Excerpt
>>>>

The person I chose is a close female friend who I know
retired relatively recently from a top level corporate job in a very
male-dominated engineering environment. I asked Susan what she thought of all
the recent media emphasis on women’s empowerment. Her answer surprised me.
Susan feels insulted and marginalized. She said that it is as though all of her decades of hard work, and that of her peers in the business/technical world to overcome male barriers to advancement and acceptance were for naught. Susan dealt with discrimination, sexual harassment, not being taken seriously, making less than her male peers for the same work, covering for less than competent male co-workers. She overcame those to become a senior executive. She said that, over the years, she saw major changes in the workplace such that she feels that, today, there are no real barriers to women being as successful as they choose to be and are willing to work for. She challenges the premise that there are male dominated, systematic, societal rules in play to hold women back.
I look at my own field of medicine. Today, women make up just over 50% of all medical students in the U.S. In the corporate world, the numbers are less impressive, with recent reports that only around 6% of CEO’s of Fortune 500 companies are women. Many explanations have been given, nearly all based, at least in part, on the premise of some form of gender discrimination. One different explanation, proffered by no less than Dr. Jordan Peterson, a clinical professor of psychology at the University of Toronto, boils down to this: women are not willing to be the disagreeable, aggressive type or make the sacrifices necessary to become a CEO at this elite level. He does not feel it reflects either female weakness or male privilege.

<<<<

Things to do
• 1. In the excerpt on women's empowerment, what share of Fortune 500 CEOs are reported to be women?
• 2. List every difficulty that the excerpt on women's empowerment says Susan dealt with in her career.
• 3. From the excerpt on women's empowerment, output the text starting with "The person I" and going on through "answer surprised me.".

Dataset entries
>>>>

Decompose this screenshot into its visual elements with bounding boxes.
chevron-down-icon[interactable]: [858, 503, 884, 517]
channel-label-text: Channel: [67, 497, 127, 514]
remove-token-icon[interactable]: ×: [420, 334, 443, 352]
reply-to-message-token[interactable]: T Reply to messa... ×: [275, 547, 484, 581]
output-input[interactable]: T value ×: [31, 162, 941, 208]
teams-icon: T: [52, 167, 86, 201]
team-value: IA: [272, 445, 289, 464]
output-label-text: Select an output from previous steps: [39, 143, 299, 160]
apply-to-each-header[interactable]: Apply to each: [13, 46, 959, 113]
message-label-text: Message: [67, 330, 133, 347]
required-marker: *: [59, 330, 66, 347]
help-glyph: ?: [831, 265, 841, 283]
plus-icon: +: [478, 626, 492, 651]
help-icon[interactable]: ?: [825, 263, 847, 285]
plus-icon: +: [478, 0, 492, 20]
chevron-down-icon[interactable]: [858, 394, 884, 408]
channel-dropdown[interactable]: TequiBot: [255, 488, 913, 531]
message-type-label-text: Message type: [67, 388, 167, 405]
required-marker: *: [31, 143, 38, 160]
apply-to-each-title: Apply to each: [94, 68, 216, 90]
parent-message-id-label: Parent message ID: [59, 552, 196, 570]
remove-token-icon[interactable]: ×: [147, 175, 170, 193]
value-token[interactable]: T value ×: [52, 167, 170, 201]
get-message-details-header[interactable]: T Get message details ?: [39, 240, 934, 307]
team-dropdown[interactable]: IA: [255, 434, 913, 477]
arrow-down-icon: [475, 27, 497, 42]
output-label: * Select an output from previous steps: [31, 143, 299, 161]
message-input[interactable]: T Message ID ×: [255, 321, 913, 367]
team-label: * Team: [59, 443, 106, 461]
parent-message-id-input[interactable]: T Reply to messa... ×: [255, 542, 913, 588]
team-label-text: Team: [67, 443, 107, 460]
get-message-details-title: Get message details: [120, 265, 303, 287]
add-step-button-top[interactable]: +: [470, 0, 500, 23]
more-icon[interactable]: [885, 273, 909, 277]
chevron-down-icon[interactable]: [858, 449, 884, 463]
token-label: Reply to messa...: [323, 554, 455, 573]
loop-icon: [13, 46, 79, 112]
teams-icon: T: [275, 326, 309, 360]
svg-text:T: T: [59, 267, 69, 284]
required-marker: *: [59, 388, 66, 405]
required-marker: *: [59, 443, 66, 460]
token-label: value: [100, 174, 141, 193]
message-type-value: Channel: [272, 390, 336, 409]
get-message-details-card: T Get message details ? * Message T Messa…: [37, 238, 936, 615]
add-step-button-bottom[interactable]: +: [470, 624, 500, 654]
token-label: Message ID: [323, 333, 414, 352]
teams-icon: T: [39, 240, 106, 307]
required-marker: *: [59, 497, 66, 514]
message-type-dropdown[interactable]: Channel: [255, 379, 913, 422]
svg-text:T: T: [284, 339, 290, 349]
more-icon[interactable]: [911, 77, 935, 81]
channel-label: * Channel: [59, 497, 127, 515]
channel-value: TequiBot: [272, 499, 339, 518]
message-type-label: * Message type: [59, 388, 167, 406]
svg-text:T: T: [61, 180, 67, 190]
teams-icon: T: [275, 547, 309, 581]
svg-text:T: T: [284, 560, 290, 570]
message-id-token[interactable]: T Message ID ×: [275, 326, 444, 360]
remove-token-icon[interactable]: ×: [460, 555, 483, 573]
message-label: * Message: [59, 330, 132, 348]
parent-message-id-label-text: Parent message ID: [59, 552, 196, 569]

<<<<

Solutions to the exercise
• 1. Only around 6%.

• 2.
- Discrimination
- Sexual harassment
- Not being taken seriously
- Making less than her male peers for the same work
- Covering for less than competent male co-workers

• 3.
The person I chose is a close female friend who I know
retired relatively recently from a top level corporate job in a very
male-dominated engineering environment. I asked Susan what she thought of all
the recent media emphasis on women’s empowerment. Her answer surprised me.